## start Dataset extract
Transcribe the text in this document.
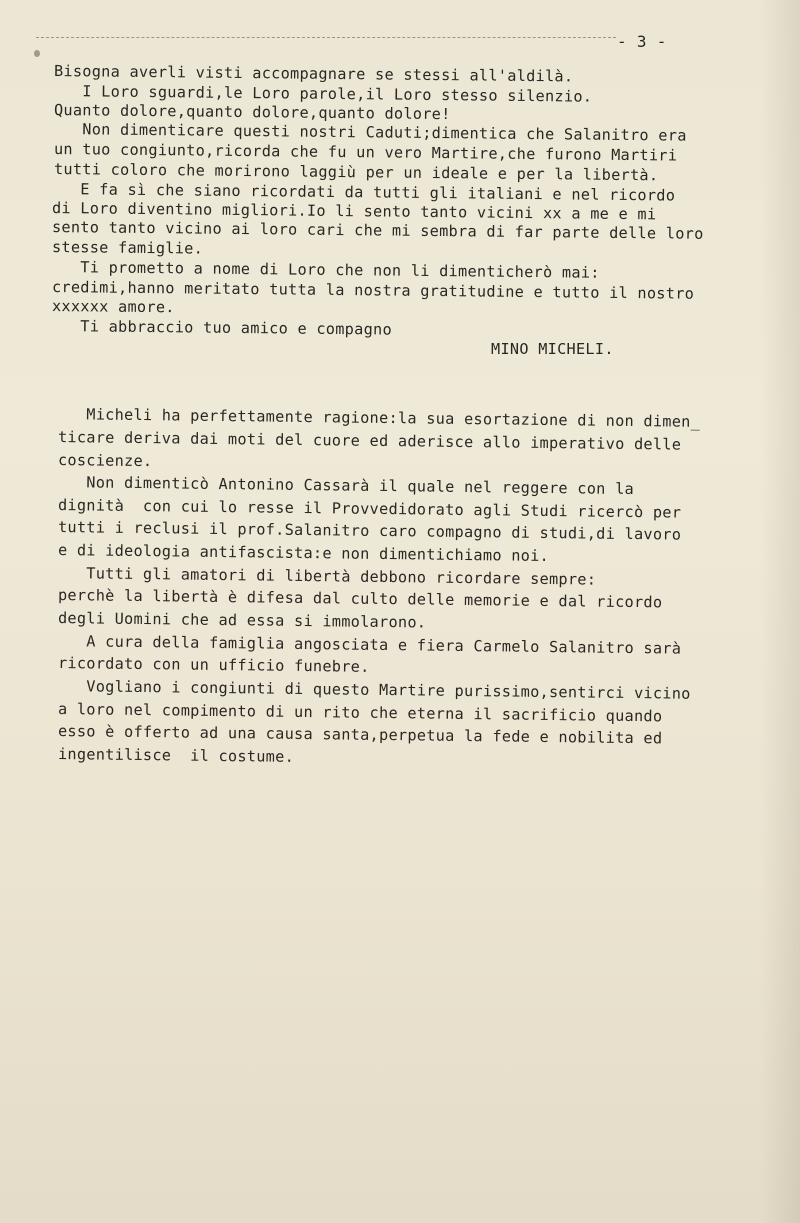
- 3 -
Bisogna averli visti accompagnare se stessi all'aldilà.
I Loro sguardi,le Loro parole,il Loro stesso silenzio.
Quanto dolore,quanto dolore,quanto dolore!
Non dimenticare questi nostri Caduti;dimentica che Salanitro era
un tuo congiunto,ricorda che fu un vero Martire,che furono Martiri
tutti coloro che morirono laggiù per un ideale e per la libertà.
E fa sì che siano ricordati da tutti gli italiani e nel ricordo
di Loro diventino migliori.Io li sento tanto vicini xx a me e mi
sento tanto vicino ai loro cari che mi sembra di far parte delle loro
stesse famiglie.
Ti prometto a nome di Loro che non li dimenticherò mai:
credimi,hanno meritato tutta la nostra gratitudine e tutto il nostro
xxxxxx amore.
Ti abbraccio tuo amico e compagno
MINO MICHELI.
Micheli ha perfettamente ragione:la sua esortazione di non dimen_
ticare deriva dai moti del cuore ed aderisce allo imperativo delle
coscienze.
Non dimenticò Antonino Cassarà il quale nel reggere con la
dignità  con cui lo resse il Provvedidorato agli Studi ricercò per
tutti i reclusi il prof.Salanitro caro compagno di studi,di lavoro
e di ideologia antifascista:e non dimentichiamo noi.
Tutti gli amatori di libertà debbono ricordare sempre:
perchè la libertà è difesa dal culto delle memorie e dal ricordo
degli Uomini che ad essa si immolarono.
A cura della famiglia angosciata e fiera Carmelo Salanitro sarà
ricordato con un ufficio funebre.
Vogliano i congiunti di questo Martire purissimo,sentirci vicino
a loro nel compimento di un rito che eterna il sacrificio quando
esso è offerto ad una causa santa,perpetua la fede e nobilita ed
ingentilisce  il costume.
## end Dataset extract
### Objective
Return every line of the records exactly as given, pictures excluded.

### Correct answer
Transcribe the text in this document.
- 3 -
Bisogna averli visti accompagnare se stessi all'aldilà.
I Loro sguardi,le Loro parole,il Loro stesso silenzio.
Quanto dolore,quanto dolore,quanto dolore!
Non dimenticare questi nostri Caduti;dimentica che Salanitro era
un tuo congiunto,ricorda che fu un vero Martire,che furono Martiri
tutti coloro che morirono laggiù per un ideale e per la libertà.
E fa sì che siano ricordati da tutti gli italiani e nel ricordo
di Loro diventino migliori.Io li sento tanto vicini xx a me e mi
sento tanto vicino ai loro cari che mi sembra di far parte delle loro
stesse famiglie.
Ti prometto a nome di Loro che non li dimenticherò mai:
credimi,hanno meritato tutta la nostra gratitudine e tutto il nostro
xxxxxx amore.
Ti abbraccio tuo amico e compagno
MINO MICHELI.
Micheli ha perfettamente ragione:la sua esortazione di non dimen_
ticare deriva dai moti del cuore ed aderisce allo imperativo delle
coscienze.
Non dimenticò Antonino Cassarà il quale nel reggere con la
dignità  con cui lo resse il Provvedidorato agli Studi ricercò per
tutti i reclusi il prof.Salanitro caro compagno di studi,di lavoro
e di ideologia antifascista:e non dimentichiamo noi.
Tutti gli amatori di libertà debbono ricordare sempre:
perchè la libertà è difesa dal culto delle memorie e dal ricordo
degli Uomini che ad essa si immolarono.
A cura della famiglia angosciata e fiera Carmelo Salanitro sarà
ricordato con un ufficio funebre.
Vogliano i congiunti di questo Martire purissimo,sentirci vicino
a loro nel compimento di un rito che eterna il sacrificio quando
esso è offerto ad una causa santa,perpetua la fede e nobilita ed
ingentilisce  il costume.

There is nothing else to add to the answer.